* _Document section_:

Helicopteros Nacionales de Colom. v. Hall considered whether a Texas state court could exercise jurisdiction over a Colombian corporation ("Helicol") for the crash of one of its helicopters in Peru. 466 U.S. 408, 409, 104 S. Ct. 1868, 80 L.Ed.2d 404 (1984). The combined contacts with the Texas forum included "sending its chief executive officer to Houston for a contract-negotiation session; accepting into its New York bank account checks drawn on a Houston bank; purchasing helicopters, equipment, and training services from [a Texas corporation] for substantial sums; and sending personnel to . . . Fort Worth for training." Id. at 416, 104 S. Ct. 1868. These contacts were not trivial; the helicopters purchased in Texas constituted 80% of Helicol's fleet and constituted more than four million dollars of commerce over seven years preceding the accident. Id. at 411, 104 S. Ct. 1868. Still, the Court held that these contacts did not "constitute the kind of continuous and systematic general business contacts" necessary for general jurisdiction. Id. at 412, 104 S. Ct. 1868. In finding as much, the Court promulgated a long list of considerations it found relevant to a lack of jurisdiction:

Helicol never has been authorized to do business in Texas and never has had an agent for the service of process within the State. It never has performed helicopter operations in Texas or sold any product that reached Texas, never solicited business in Texas, never signed any contract in Texas, never had any employee based there, and never recruited an employee in Texas. In addition, Helicol never has owned real or personal property in Texas and never has maintained an office or establishment there. Helicol has maintained no records in Texas and has no shareholders in that State.

Id. at 411, 104 S. Ct. 1868.

* _Work to do_:
1. According to the Helicopteros excerpt, what share of Helicol's fleet consisted of the helicopters purchased in Texas?
2. For each statement, indicate whether it agrees with the Helicopteros excerpt, answering yes or no and quoting the deciding words: (a) Helicol sent personnel to Fort Worth for training. (b) Helicol maintained an office in Texas. (c) Helicol had shareholders in Texas.
3. Reproduce the Helicopteros excerpt word for word from "Helicol never has been" to "in that State.".

* _Dataset rows_:
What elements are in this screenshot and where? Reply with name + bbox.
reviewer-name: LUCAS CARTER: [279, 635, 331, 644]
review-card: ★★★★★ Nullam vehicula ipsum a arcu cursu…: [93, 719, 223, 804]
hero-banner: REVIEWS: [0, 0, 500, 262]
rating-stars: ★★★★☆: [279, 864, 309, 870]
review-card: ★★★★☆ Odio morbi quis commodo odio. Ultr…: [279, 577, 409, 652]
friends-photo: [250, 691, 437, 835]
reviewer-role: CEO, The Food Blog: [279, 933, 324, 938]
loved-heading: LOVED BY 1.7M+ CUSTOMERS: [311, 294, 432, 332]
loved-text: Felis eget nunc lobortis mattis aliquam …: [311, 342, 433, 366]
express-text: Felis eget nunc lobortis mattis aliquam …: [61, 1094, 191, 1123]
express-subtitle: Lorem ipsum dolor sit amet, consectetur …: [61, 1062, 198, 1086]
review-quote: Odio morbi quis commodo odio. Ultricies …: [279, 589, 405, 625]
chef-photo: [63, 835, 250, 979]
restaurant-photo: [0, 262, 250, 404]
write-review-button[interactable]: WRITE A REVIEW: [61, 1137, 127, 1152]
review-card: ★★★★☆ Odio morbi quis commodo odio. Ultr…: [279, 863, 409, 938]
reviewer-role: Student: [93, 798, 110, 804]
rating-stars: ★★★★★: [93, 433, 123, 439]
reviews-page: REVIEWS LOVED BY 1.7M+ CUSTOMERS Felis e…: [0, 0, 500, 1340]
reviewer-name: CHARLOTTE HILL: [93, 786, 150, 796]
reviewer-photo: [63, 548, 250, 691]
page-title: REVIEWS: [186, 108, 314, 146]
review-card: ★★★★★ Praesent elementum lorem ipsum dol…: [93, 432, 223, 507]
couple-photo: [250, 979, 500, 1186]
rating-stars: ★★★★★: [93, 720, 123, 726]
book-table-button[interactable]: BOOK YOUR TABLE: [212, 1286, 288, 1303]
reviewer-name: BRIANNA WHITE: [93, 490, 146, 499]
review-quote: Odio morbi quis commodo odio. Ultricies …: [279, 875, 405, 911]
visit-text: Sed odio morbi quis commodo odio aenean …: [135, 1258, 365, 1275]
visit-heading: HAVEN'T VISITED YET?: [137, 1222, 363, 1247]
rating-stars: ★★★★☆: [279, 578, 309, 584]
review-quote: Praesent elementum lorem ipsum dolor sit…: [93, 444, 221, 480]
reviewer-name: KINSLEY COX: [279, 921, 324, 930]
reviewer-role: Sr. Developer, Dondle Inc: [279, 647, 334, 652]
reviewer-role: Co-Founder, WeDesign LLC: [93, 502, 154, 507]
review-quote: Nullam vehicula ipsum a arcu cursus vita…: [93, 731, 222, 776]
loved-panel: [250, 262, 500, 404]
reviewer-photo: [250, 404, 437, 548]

* _Per-task answers_:
1. 80%

2.
(a) Yes: "sending personnel to . . . Fort Worth for training"
(b) No: "never has maintained an office or establishment there"
(c) No: "has no shareholders in that State"

3.
Helicol never has been authorized to do business in Texas and never has had an agent for the service of process within the State. It never has performed helicopter operations in Texas or sold any product that reached Texas, never solicited business in Texas, never signed any contract in Texas, never had any employee based there, and never recruited an employee in Texas. In addition, Helicol never has owned real or personal property in Texas and never has maintained an office or establishment there. Helicol has maintained no records in Texas and has no shareholders in that State.